» Exercise instructions:
How many of the lines that follow contain the word "local"? Give only the number.

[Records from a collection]
◇ ◇ ◇

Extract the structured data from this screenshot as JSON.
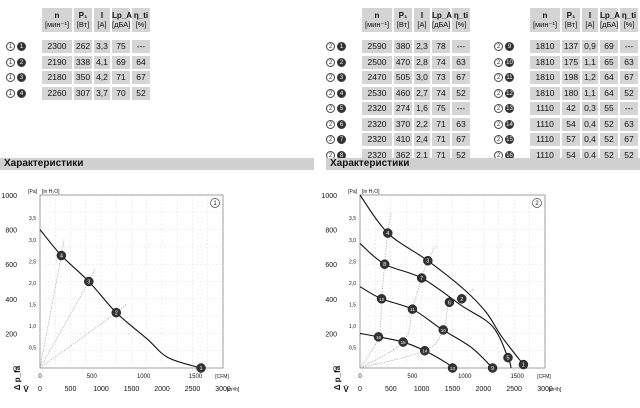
{
  "tables": {
    "headers": [
      {
        "sym": "n",
        "unit": "[мин⁻¹]"
      },
      {
        "sym": "P₁",
        "unit": "[Вт]"
      },
      {
        "sym": "I",
        "unit": "[A]"
      },
      {
        "sym": "Lp_A",
        "unit": "[дБА]"
      },
      {
        "sym": "η_ti",
        "unit": "[%]"
      }
    ],
    "left": [
      {
        "id": "1",
        "n": "2300",
        "p": "262",
        "i": "3,3",
        "lp": "75",
        "eta": "---"
      },
      {
        "id": "2",
        "n": "2190",
        "p": "338",
        "i": "4,1",
        "lp": "69",
        "eta": "64"
      },
      {
        "id": "3",
        "n": "2180",
        "p": "350",
        "i": "4,2",
        "lp": "71",
        "eta": "67"
      },
      {
        "id": "4",
        "n": "2260",
        "p": "307",
        "i": "3,7",
        "lp": "70",
        "eta": "52"
      }
    ],
    "mid": [
      {
        "id": "1",
        "n": "2590",
        "p": "380",
        "i": "2,3",
        "lp": "78",
        "eta": "---"
      },
      {
        "id": "2",
        "n": "2500",
        "p": "470",
        "i": "2,8",
        "lp": "74",
        "eta": "63"
      },
      {
        "id": "3",
        "n": "2470",
        "p": "505",
        "i": "3,0",
        "lp": "73",
        "eta": "67"
      },
      {
        "id": "4",
        "n": "2530",
        "p": "460",
        "i": "2,7",
        "lp": "74",
        "eta": "52"
      },
      {
        "id": "5",
        "n": "2320",
        "p": "274",
        "i": "1,6",
        "lp": "75",
        "eta": "---"
      },
      {
        "id": "6",
        "n": "2320",
        "p": "370",
        "i": "2,2",
        "lp": "71",
        "eta": "63"
      },
      {
        "id": "7",
        "n": "2320",
        "p": "410",
        "i": "2,4",
        "lp": "71",
        "eta": "67"
      },
      {
        "id": "8",
        "n": "2320",
        "p": "362",
        "i": "2,1",
        "lp": "71",
        "eta": "52"
      }
    ],
    "right": [
      {
        "id": "9",
        "n": "1810",
        "p": "137",
        "i": "0,9",
        "lp": "69",
        "eta": "---"
      },
      {
        "id": "10",
        "n": "1810",
        "p": "175",
        "i": "1,1",
        "lp": "65",
        "eta": "63"
      },
      {
        "id": "11",
        "n": "1810",
        "p": "198",
        "i": "1,2",
        "lp": "64",
        "eta": "67"
      },
      {
        "id": "12",
        "n": "1810",
        "p": "180",
        "i": "1,1",
        "lp": "64",
        "eta": "52"
      },
      {
        "id": "13",
        "n": "1110",
        "p": "42",
        "i": "0,3",
        "lp": "55",
        "eta": "---"
      },
      {
        "id": "14",
        "n": "1110",
        "p": "54",
        "i": "0,4",
        "lp": "52",
        "eta": "63"
      },
      {
        "id": "15",
        "n": "1110",
        "p": "57",
        "i": "0,4",
        "lp": "52",
        "eta": "67"
      },
      {
        "id": "16",
        "n": "1110",
        "p": "54",
        "i": "0,4",
        "lp": "52",
        "eta": "52"
      }
    ],
    "left_group_label": "1",
    "right_group_label": "2"
  },
  "section_title_left": "Характеристики",
  "section_title_right": "Характеристики",
  "chart_data": [
    {
      "type": "line",
      "corner_label": "1",
      "ylabel": "Δ p_fa",
      "y_unit": "[Pa]",
      "y_inch_unit": "[in H₂O]",
      "xlabel": "V̇",
      "x_unit_cfm": "[CFM]",
      "x_unit_m3h": "[m³/h]",
      "xlim": [
        0,
        3000
      ],
      "ylim": [
        0,
        1000
      ],
      "x_ticks_m3h": [
        "0",
        "500",
        "1000",
        "1500",
        "2000",
        "2500",
        "3000"
      ],
      "x_ticks_cfm": [
        "0",
        "500",
        "1000",
        "1500"
      ],
      "y_ticks_pa": [
        "0",
        "200",
        "400",
        "600",
        "800",
        "1000"
      ],
      "y_ticks_inh2o": [
        "0,5",
        "1,0",
        "1,5",
        "2,0",
        "2,5",
        "3,0",
        "3,5"
      ],
      "grid": true,
      "series": [
        {
          "points": [
            [
              0,
              800
            ],
            [
              350,
              650
            ],
            [
              800,
              500
            ],
            [
              1250,
              320
            ],
            [
              1750,
              170
            ],
            [
              2100,
              60
            ],
            [
              2640,
              0
            ]
          ]
        }
      ],
      "markers": [
        {
          "id": "4",
          "x": 350,
          "y": 650
        },
        {
          "id": "3",
          "x": 800,
          "y": 500
        },
        {
          "id": "2",
          "x": 1250,
          "y": 320
        },
        {
          "id": "1",
          "x": 2640,
          "y": 0
        }
      ]
    },
    {
      "type": "line",
      "corner_label": "2",
      "ylabel": "Δ p_fa",
      "y_unit": "[Pa]",
      "y_inch_unit": "[in H₂O]",
      "xlabel": "V̇",
      "x_unit_cfm": "[CFM]",
      "x_unit_m3h": "[m³/h]",
      "xlim": [
        0,
        3000
      ],
      "ylim": [
        0,
        1000
      ],
      "x_ticks_m3h": [
        "0",
        "500",
        "1000",
        "1500",
        "2000",
        "2500",
        "3000"
      ],
      "x_ticks_cfm": [
        "0",
        "500",
        "1000",
        "1500"
      ],
      "y_ticks_pa": [
        "0",
        "200",
        "400",
        "600",
        "800",
        "1000"
      ],
      "y_ticks_inh2o": [
        "0,5",
        "1,0",
        "1,5",
        "2,0",
        "2,5",
        "3,0",
        "3,5"
      ],
      "grid": true,
      "series": [
        {
          "points": [
            [
              0,
              1000
            ],
            [
              450,
              780
            ],
            [
              1100,
              620
            ],
            [
              1700,
              450
            ],
            [
              2050,
              320
            ],
            [
              2300,
              180
            ],
            [
              2650,
              20
            ],
            [
              2700,
              0
            ]
          ]
        },
        {
          "points": [
            [
              0,
              720
            ],
            [
              400,
              600
            ],
            [
              1000,
              520
            ],
            [
              1650,
              360
            ],
            [
              2150,
              240
            ],
            [
              2400,
              60
            ],
            [
              2450,
              0
            ]
          ]
        },
        {
          "points": [
            [
              0,
              470
            ],
            [
              350,
              400
            ],
            [
              850,
              340
            ],
            [
              1300,
              230
            ],
            [
              1800,
              120
            ],
            [
              2150,
              0
            ]
          ]
        },
        {
          "points": [
            [
              0,
              200
            ],
            [
              300,
              180
            ],
            [
              700,
              150
            ],
            [
              1050,
              100
            ],
            [
              1400,
              30
            ],
            [
              1500,
              0
            ]
          ]
        }
      ],
      "markers": [
        {
          "id": "4",
          "x": 450,
          "y": 780
        },
        {
          "id": "3",
          "x": 1100,
          "y": 620
        },
        {
          "id": "2",
          "x": 1650,
          "y": 400
        },
        {
          "id": "1",
          "x": 2650,
          "y": 20
        },
        {
          "id": "8",
          "x": 400,
          "y": 600
        },
        {
          "id": "7",
          "x": 1000,
          "y": 520
        },
        {
          "id": "6",
          "x": 1450,
          "y": 380
        },
        {
          "id": "5",
          "x": 2400,
          "y": 60
        },
        {
          "id": "12",
          "x": 350,
          "y": 400
        },
        {
          "id": "11",
          "x": 850,
          "y": 340
        },
        {
          "id": "10",
          "x": 1350,
          "y": 220
        },
        {
          "id": "9",
          "x": 2150,
          "y": 0
        },
        {
          "id": "16",
          "x": 300,
          "y": 180
        },
        {
          "id": "15",
          "x": 700,
          "y": 150
        },
        {
          "id": "14",
          "x": 1050,
          "y": 100
        },
        {
          "id": "13",
          "x": 1500,
          "y": 0
        }
      ]
    }
  ]
}
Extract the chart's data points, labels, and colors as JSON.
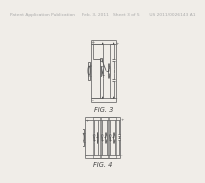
{
  "background_color": "#f0ede8",
  "header_color": "#aaaaaa",
  "header_text": "Patent Application Publication     Feb. 3, 2011   Sheet 3 of 5       US 2011/0026143 A1",
  "header_fontsize": 3.2,
  "line_color": "#666666",
  "line_width": 0.55,
  "component_color": "#555555",
  "label_color": "#444444",
  "fig3_label": "FIG. 3",
  "fig4_label": "FIG. 4",
  "label_fontsize": 4.8,
  "small_fontsize": 2.5,
  "fig3": {
    "bx": 0.22,
    "by": 0.435,
    "bw": 0.6,
    "bh": 0.38
  },
  "fig4": {
    "bx": 0.06,
    "by": 0.09,
    "bw": 0.88,
    "bh": 0.255
  }
}
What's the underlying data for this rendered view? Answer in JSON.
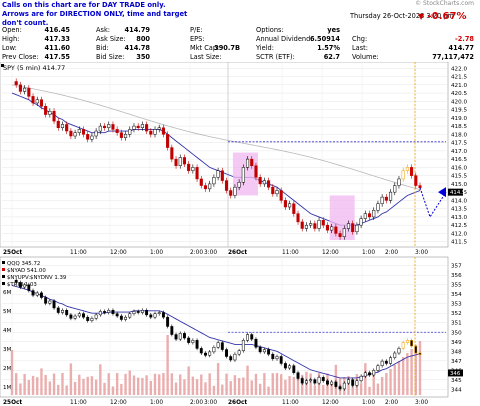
{
  "notice": {
    "line1": "Calls on this chart are for DAY TRADE only.",
    "line2": "Arrows are for DIRECTION ONLY, time and target don't count."
  },
  "watermark": "© StockCharts.com",
  "datetime": "Thursday 26-Oct-2023 3:20 pm",
  "pct_change": "-0.67%",
  "quote": {
    "col1": [
      {
        "label": "Open:",
        "value": "416.45"
      },
      {
        "label": "High:",
        "value": "417.33"
      },
      {
        "label": "Low:",
        "value": "411.60"
      },
      {
        "label": "Prev Close:",
        "value": "417.55"
      }
    ],
    "col2": [
      {
        "label": "Ask:",
        "value": "414.79"
      },
      {
        "label": "Ask Size:",
        "value": "800"
      },
      {
        "label": "Bid:",
        "value": "414.78"
      },
      {
        "label": "Bid Size:",
        "value": "350"
      }
    ],
    "col3": [
      {
        "label": "P/E:",
        "value": ""
      },
      {
        "label": "EPS:",
        "value": ""
      },
      {
        "label": "Mkt Cap:",
        "value": "390.7B"
      },
      {
        "label": "Last Size:",
        "value": ""
      }
    ],
    "col4": [
      {
        "label": "Options:",
        "value": "yes"
      },
      {
        "label": "Annual Dividend:",
        "value": "6.50914"
      },
      {
        "label": "Yield:",
        "value": "1.57%"
      },
      {
        "label": "SCTR (ETF):",
        "value": "62.7"
      }
    ],
    "col5": [
      {
        "label": "",
        "value": ""
      },
      {
        "label": "Chg:",
        "value": "-2.78"
      },
      {
        "label": "Last:",
        "value": "414.77"
      },
      {
        "label": "Volume:",
        "value": "77,117,472"
      }
    ]
  },
  "chart_data": [
    {
      "type": "line",
      "title": "SPY (5 min) 414.77",
      "ylim": [
        411.3,
        422.2
      ],
      "ticks": [
        "422.0",
        "421.5",
        "421.0",
        "420.5",
        "420.0",
        "419.5",
        "419.0",
        "418.5",
        "418.0",
        "417.5",
        "417.0",
        "416.5",
        "416.0",
        "415.5",
        "415.0",
        "414.5",
        "414.0",
        "413.5",
        "413.0",
        "412.5",
        "412.0",
        "411.5"
      ],
      "x_labels": [
        "25Oct",
        "11:00",
        "12:00",
        "1:00",
        "2:00",
        "3:00",
        "26Oct",
        "11:00",
        "12:00",
        "1:00",
        "2:00",
        "3:00"
      ],
      "price": [
        421.2,
        421.0,
        420.6,
        420.8,
        420.3,
        419.9,
        420.1,
        419.7,
        419.2,
        419.4,
        418.8,
        418.4,
        418.6,
        418.2,
        417.9,
        418.1,
        418.3,
        418.0,
        417.7,
        417.9,
        418.2,
        418.5,
        418.4,
        418.6,
        418.3,
        418.1,
        417.8,
        418.0,
        418.3,
        418.5,
        418.4,
        418.6,
        418.2,
        418.0,
        418.3,
        418.4,
        418.0,
        417.2,
        416.5,
        416.1,
        416.6,
        416.2,
        415.8,
        416.0,
        415.3,
        414.9,
        414.7,
        415.0,
        415.4,
        415.8,
        415.2,
        414.6,
        414.3,
        414.8,
        415.1,
        416.0,
        416.5,
        416.1,
        415.4,
        415.0,
        415.2,
        414.8,
        414.4,
        414.6,
        414.0,
        413.6,
        413.8,
        413.2,
        412.7,
        412.3,
        412.5,
        412.6,
        412.3,
        412.8,
        412.5,
        412.2,
        412.4,
        412.0,
        411.8,
        412.3,
        412.6,
        412.1,
        412.5,
        412.9,
        413.2,
        413.0,
        413.4,
        413.8,
        414.2,
        414.0,
        414.5,
        414.9,
        415.3,
        415.8,
        416.0,
        415.5,
        414.9,
        414.77
      ],
      "ma_fast": [
        420.5,
        420.4,
        420.3,
        420.2,
        420.1,
        419.9,
        419.8,
        419.6,
        419.5,
        419.3,
        419.2,
        419.0,
        418.9,
        418.7,
        418.6,
        418.5,
        418.4,
        418.3,
        418.2,
        418.1,
        418.1,
        418.1,
        418.1,
        418.2,
        418.2,
        418.2,
        418.2,
        418.2,
        418.2,
        418.3,
        418.3,
        418.3,
        418.3,
        418.3,
        418.3,
        418.3,
        418.2,
        418.0,
        417.8,
        417.6,
        417.4,
        417.2,
        417.0,
        416.8,
        416.6,
        416.4,
        416.2,
        416.0,
        415.9,
        415.8,
        415.7,
        415.6,
        415.5,
        415.4,
        415.4,
        415.4,
        415.4,
        415.4,
        415.3,
        415.2,
        415.1,
        415.0,
        414.9,
        414.8,
        414.6,
        414.4,
        414.2,
        414.0,
        413.8,
        413.6,
        413.4,
        413.2,
        413.1,
        413.0,
        412.9,
        412.8,
        412.7,
        412.6,
        412.5,
        412.5,
        412.5,
        412.5,
        412.5,
        412.6,
        412.7,
        412.8,
        412.9,
        413.0,
        413.2,
        413.3,
        413.5,
        413.7,
        413.9,
        414.1,
        414.3,
        414.4,
        414.5,
        414.6
      ],
      "ma_slow_start": 421.0,
      "ma_slow_end": 414.8,
      "resistance": 417.55,
      "projection": [
        414.77,
        413.0,
        414.5
      ]
    },
    {
      "type": "line",
      "legend": [
        "QQQ 345.72",
        "$NYAD 541.00",
        "$NYUPV:$NYDNV 1.39",
        "$TRIN 1.03"
      ],
      "ylim": [
        343.4,
        357.6
      ],
      "ticks": [
        "357",
        "356",
        "355",
        "354",
        "353",
        "352",
        "351",
        "350",
        "349",
        "348",
        "347",
        "346",
        "345",
        "344"
      ],
      "volume_ticks": [
        "6M",
        "5M",
        "4M",
        "3M",
        "2M",
        "1M"
      ],
      "resistance": 350.0
    }
  ]
}
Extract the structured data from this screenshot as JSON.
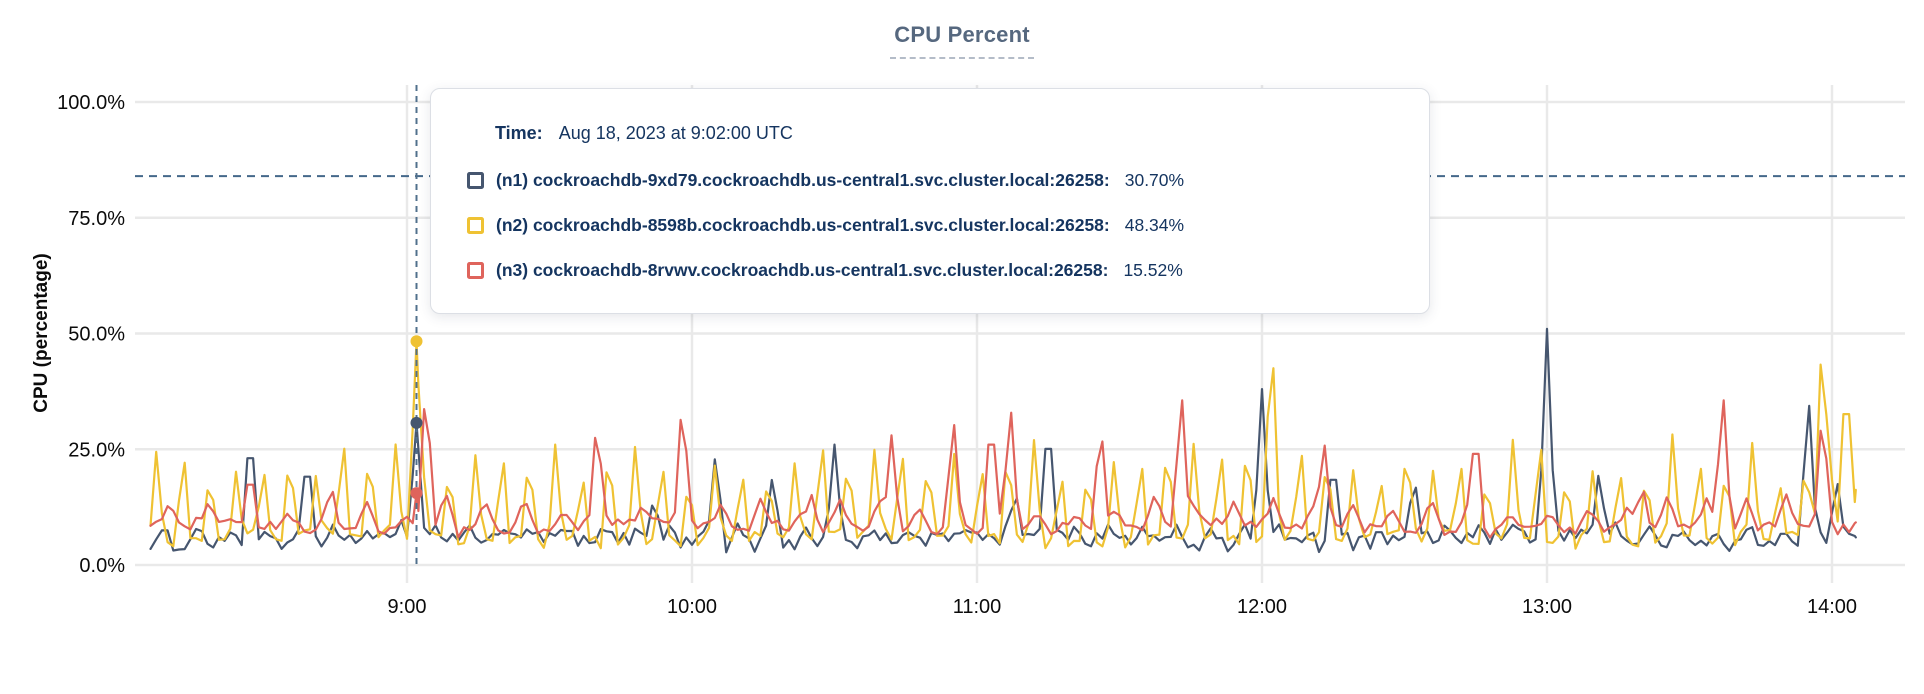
{
  "panel": {
    "background": "#ffffff"
  },
  "tooltip": {
    "time_label": "Time:",
    "time_value": "Aug 18, 2023 at 9:02:00 UTC"
  },
  "chart_data": {
    "type": "line",
    "title": "CPU Percent",
    "ylabel": "CPU (percentage)",
    "xlabel": "",
    "ylim": [
      0,
      100
    ],
    "grid": true,
    "legend_position": "tooltip-overlay",
    "y_ticks": [
      {
        "value": 100,
        "label": "100.0%"
      },
      {
        "value": 75,
        "label": "75.0%"
      },
      {
        "value": 50,
        "label": "50.0%"
      },
      {
        "value": 25,
        "label": "25.0%"
      },
      {
        "value": 0,
        "label": "0.0%"
      }
    ],
    "x_ticks": [
      {
        "minute": 540,
        "label": "9:00"
      },
      {
        "minute": 600,
        "label": "10:00"
      },
      {
        "minute": 660,
        "label": "11:00"
      },
      {
        "minute": 720,
        "label": "12:00"
      },
      {
        "minute": 780,
        "label": "13:00"
      },
      {
        "minute": 840,
        "label": "14:00"
      }
    ],
    "x_range_minutes": [
      486,
      845
    ],
    "sample_step_minutes": 1.2,
    "threshold_percent": 84,
    "hover": {
      "minute": 542,
      "time_text": "Aug 18, 2023 at 9:02:00 UTC",
      "values": {
        "n1": 30.7,
        "n2": 48.34,
        "n3": 15.52
      }
    },
    "series": [
      {
        "id": "n1",
        "legend": "(n1) cockroachdb-9xd79.cockroachdb.us-central1.svc.cluster.local:26258:",
        "color": "#46566f",
        "baseline": 5.2,
        "noise": 1.7,
        "periodic": {
          "phase": 489.0,
          "period": 7.1,
          "width": 1.6,
          "min": 7,
          "max": 10
        },
        "spikes": [
          [
            507,
            32
          ],
          [
            519,
            26
          ],
          [
            542,
            30.7
          ],
          [
            592,
            15
          ],
          [
            605,
            25
          ],
          [
            617,
            20
          ],
          [
            630,
            26
          ],
          [
            668,
            17
          ],
          [
            675,
            35
          ],
          [
            720,
            38
          ],
          [
            735,
            25
          ],
          [
            752,
            20
          ],
          [
            780,
            51
          ],
          [
            791,
            21
          ],
          [
            835,
            38
          ],
          [
            841,
            19
          ]
        ]
      },
      {
        "id": "n2",
        "legend": "(n2) cockroachdb-8598b.cockroachdb.us-central1.svc.cluster.local:26258:",
        "color": "#efc233",
        "baseline": 5.8,
        "noise": 1.5,
        "periodic": {
          "phase": 487.3,
          "period": 5.6,
          "width": 1.5,
          "min": 19,
          "max": 30
        },
        "spikes": [
          [
            542,
            48.34
          ],
          [
            722,
            53
          ],
          [
            838,
            54
          ],
          [
            843,
            46
          ]
        ]
      },
      {
        "id": "n3",
        "legend": "(n3) cockroachdb-8rvwv.cockroachdb.us-central1.svc.cluster.local:26258:",
        "color": "#df645c",
        "baseline": 8.0,
        "noise": 1.3,
        "periodic": {
          "phase": 490.0,
          "period": 8.3,
          "width": 2.3,
          "min": 10,
          "max": 16
        },
        "spikes": [
          [
            507,
            22
          ],
          [
            524,
            18
          ],
          [
            544,
            41
          ],
          [
            580,
            33
          ],
          [
            598,
            38
          ],
          [
            625,
            16
          ],
          [
            642,
            28
          ],
          [
            655,
            33
          ],
          [
            663,
            35
          ],
          [
            667,
            36
          ],
          [
            686,
            32
          ],
          [
            703,
            39
          ],
          [
            733,
            28
          ],
          [
            765,
            32
          ],
          [
            800,
            18
          ],
          [
            817,
            39
          ],
          [
            838,
            35
          ]
        ]
      }
    ]
  }
}
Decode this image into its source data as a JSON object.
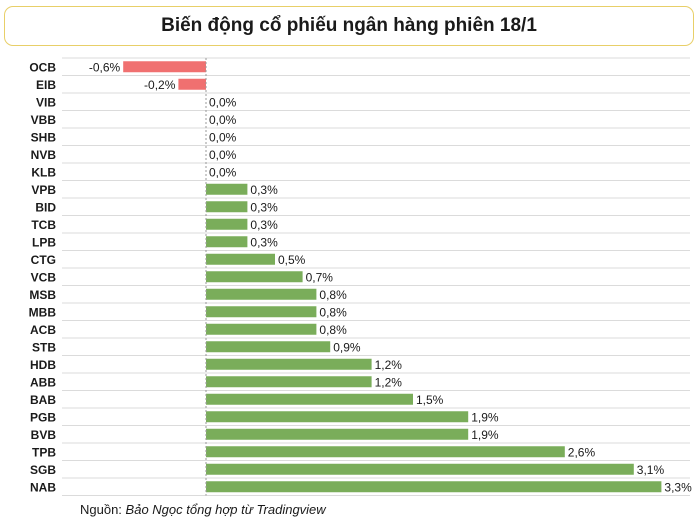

◇ ◇ ◇

» Result of the exercise:
3